■ AIM: Return every line below in which "Fahrenhauptsberg" appears.

■ SUPPLIED MATERIAL:
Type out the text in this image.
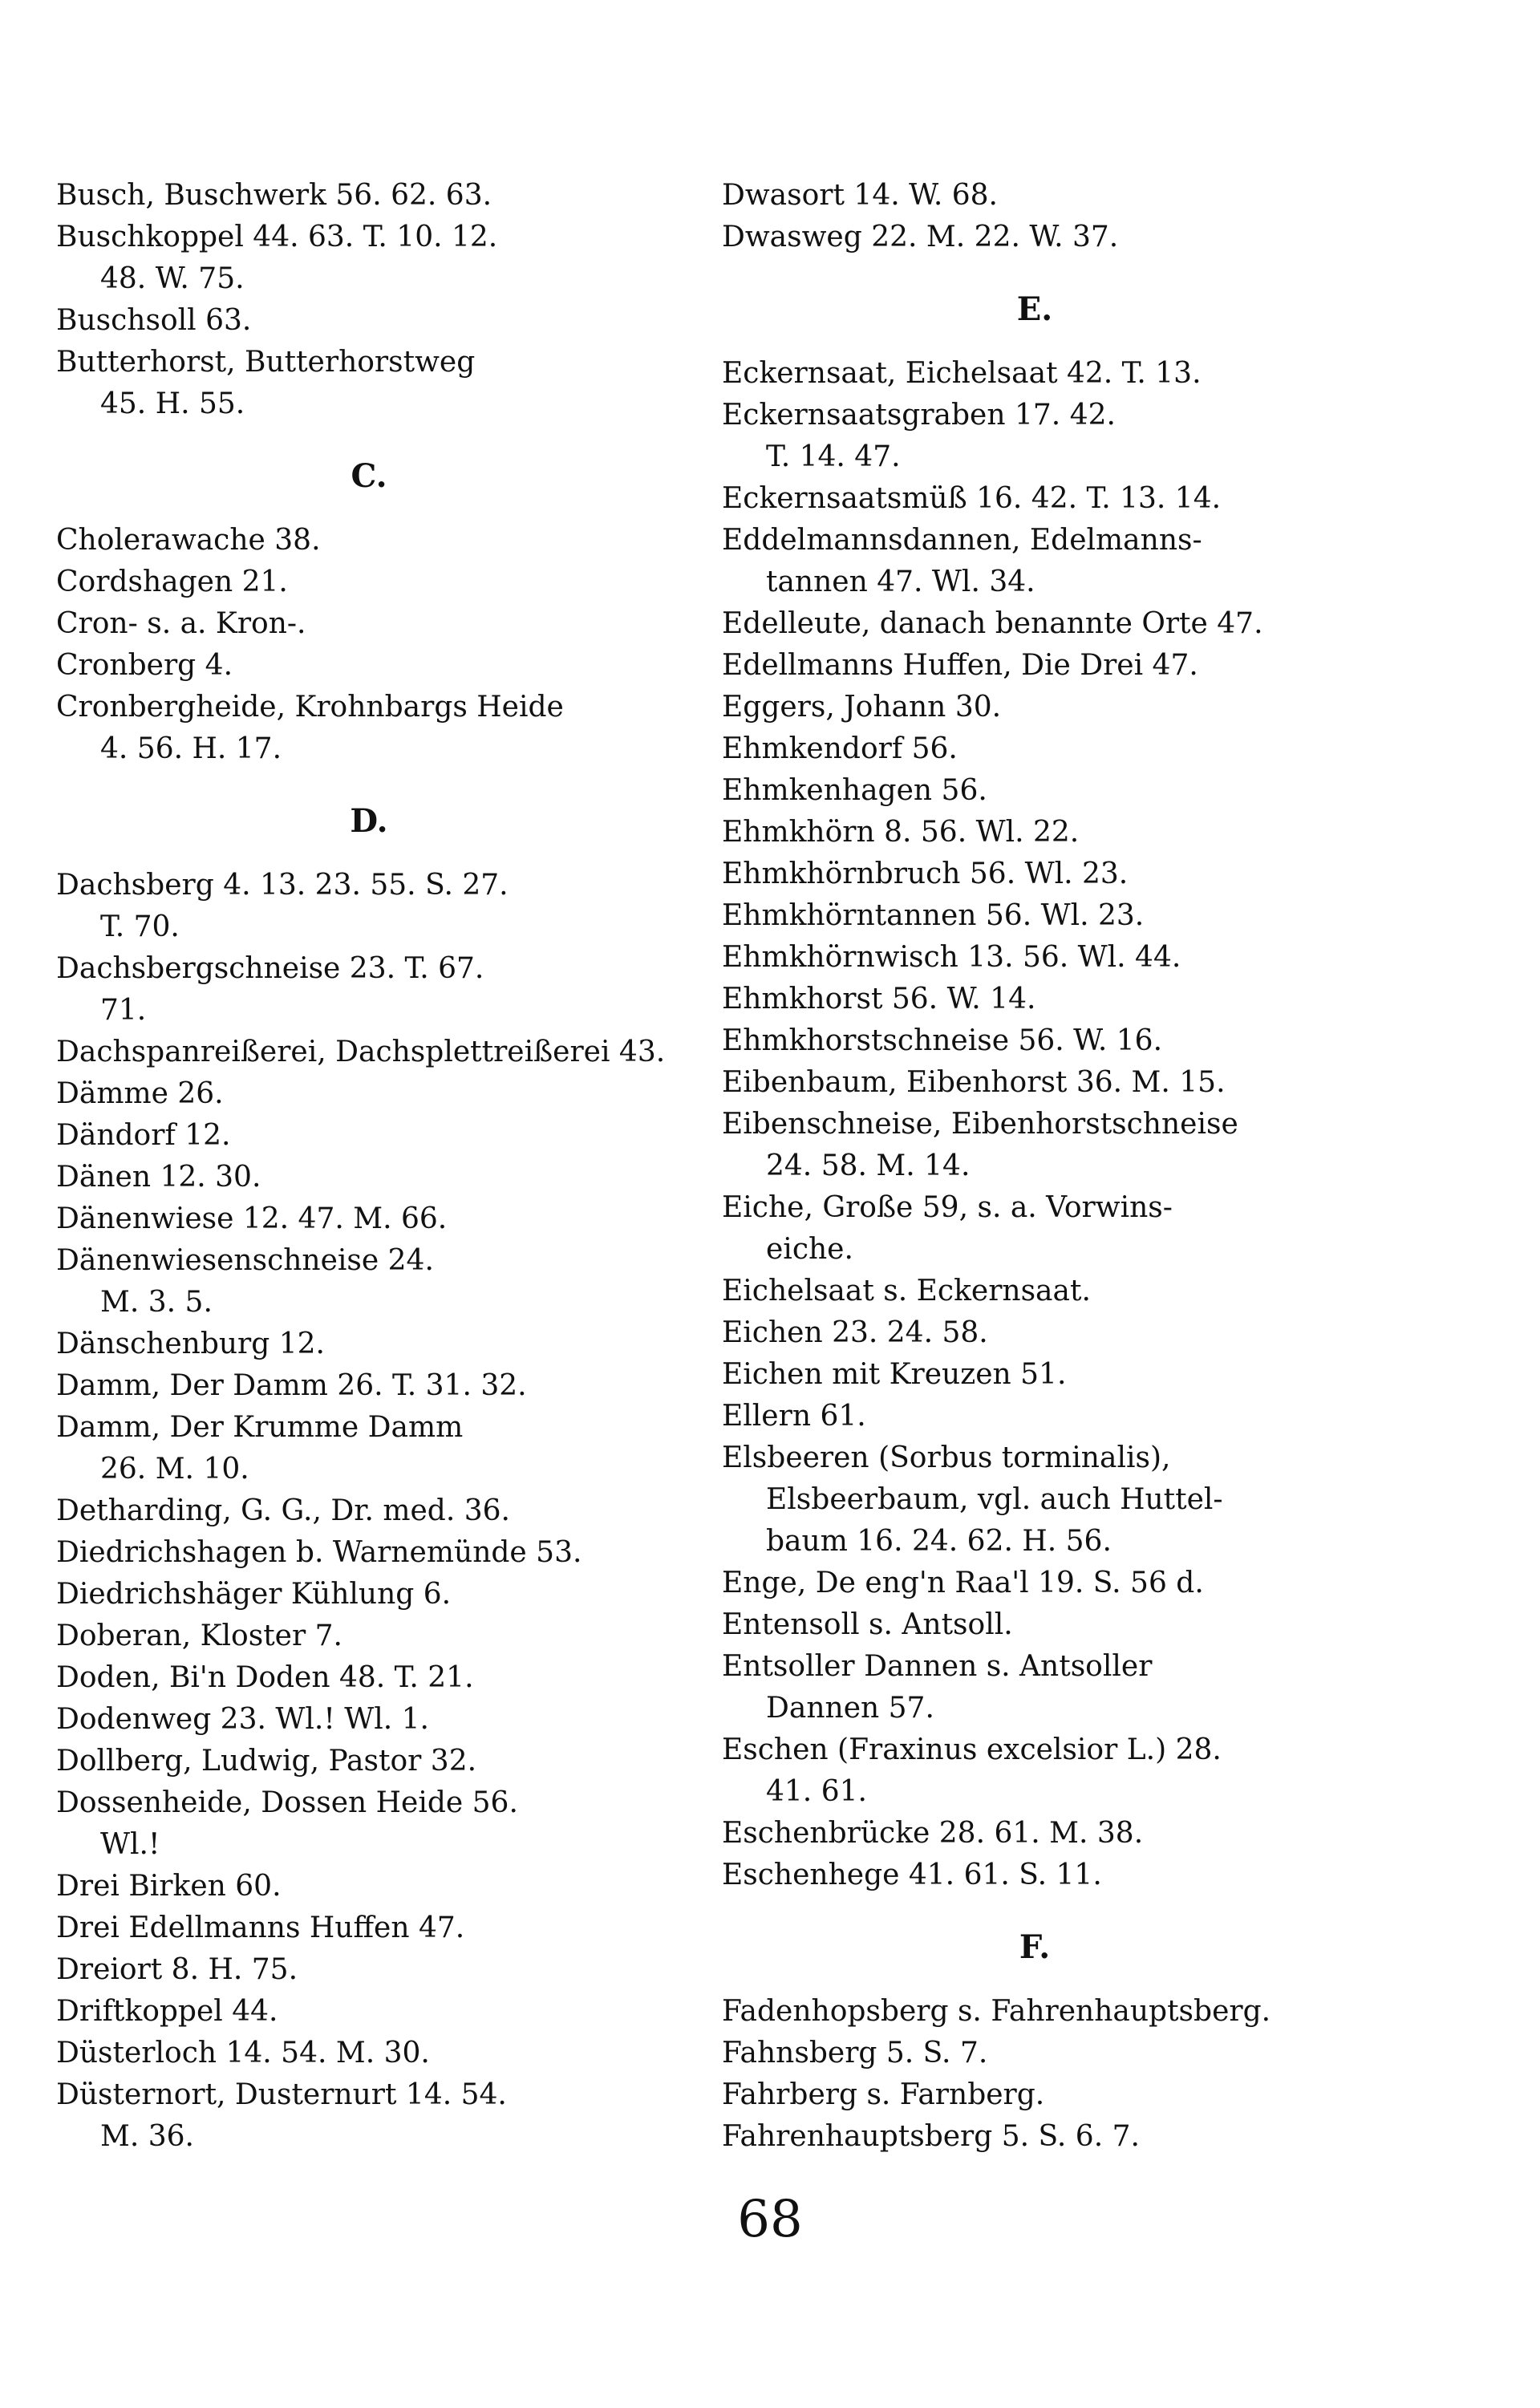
Busch, Buschwerk 56. 62. 63.
Buschkoppel 44. 63. T. 10. 12.
48. W. 75.
Buschsoll 63.
Butterhorst, Butterhorstweg
45. H. 55.
C.
Cholerawache 38.
Cordshagen 21.
Cron- s. a. Kron-.
Cronberg 4.
Cronbergheide, Krohnbargs Heide
4. 56. H. 17.
D.
Dachsberg 4. 13. 23. 55. S. 27.
T. 70.
Dachsbergschneise 23. T. 67.
71.
Dachspanreißerei, Dachsplettreißerei 43.
Dämme 26.
Dändorf 12.
Dänen 12. 30.
Dänenwiese 12. 47. M. 66.
Dänenwiesenschneise 24.
M. 3. 5.
Dänschenburg 12.
Damm, Der Damm 26. T. 31. 32.
Damm, Der Krumme Damm
26. M. 10.
Detharding, G. G., Dr. med. 36.
Diedrichshagen b. Warnemünde 53.
Diedrichshäger Kühlung 6.
Doberan, Kloster 7.
Doden, Bi'n Doden 48. T. 21.
Dodenweg 23. Wl.! Wl. 1.
Dollberg, Ludwig, Pastor 32.
Dossenheide, Dossen Heide 56.
Wl.!
Drei Birken 60.
Drei Edellmanns Huffen 47.
Dreiort 8. H. 75.
Driftkoppel 44.
Düsterloch 14. 54. M. 30.
Düsternort, Dusternurt 14. 54.
M. 36.
Dwasort 14. W. 68.
Dwasweg 22. M. 22. W. 37.
E.
Eckernsaat, Eichelsaat 42. T. 13.
Eckernsaatsgraben 17. 42.
T. 14. 47.
Eckernsaatsmüß 16. 42. T. 13. 14.
Eddelmannsdannen, Edelmanns-
tannen 47. Wl. 34.
Edelleute, danach benannte Orte 47.
Edellmanns Huffen, Die Drei 47.
Eggers, Johann 30.
Ehmkendorf 56.
Ehmkenhagen 56.
Ehmkhörn 8. 56. Wl. 22.
Ehmkhörnbruch 56. Wl. 23.
Ehmkhörntannen 56. Wl. 23.
Ehmkhörnwisch 13. 56. Wl. 44.
Ehmkhorst 56. W. 14.
Ehmkhorstschneise 56. W. 16.
Eibenbaum, Eibenhorst 36. M. 15.
Eibenschneise, Eibenhorstschneise
24. 58. M. 14.
Eiche, Große 59, s. a. Vorwins-
eiche.
Eichelsaat s. Eckernsaat.
Eichen 23. 24. 58.
Eichen mit Kreuzen 51.
Ellern 61.
Elsbeeren (Sorbus torminalis),
Elsbeerbaum, vgl. auch Huttel-
baum 16. 24. 62. H. 56.
Enge, De eng'n Raa'l 19. S. 56 d.
Entensoll s. Antsoll.
Entsoller Dannen s. Antsoller
Dannen 57.
Eschen (Fraxinus excelsior L.) 28.
41. 61.
Eschenbrücke 28. 61. M. 38.
Eschenhege 41. 61. S. 11.
F.
Fadenhopsberg s. Fahrenhauptsberg.
Fahnsberg 5. S. 7.
Fahrberg s. Farnberg.
Fahrenhauptsberg 5. S. 6. 7.
68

■ THE RESULT:
Fadenhopsberg s. Fahrenhauptsberg.
Fahrenhauptsberg 5. S. 6. 7.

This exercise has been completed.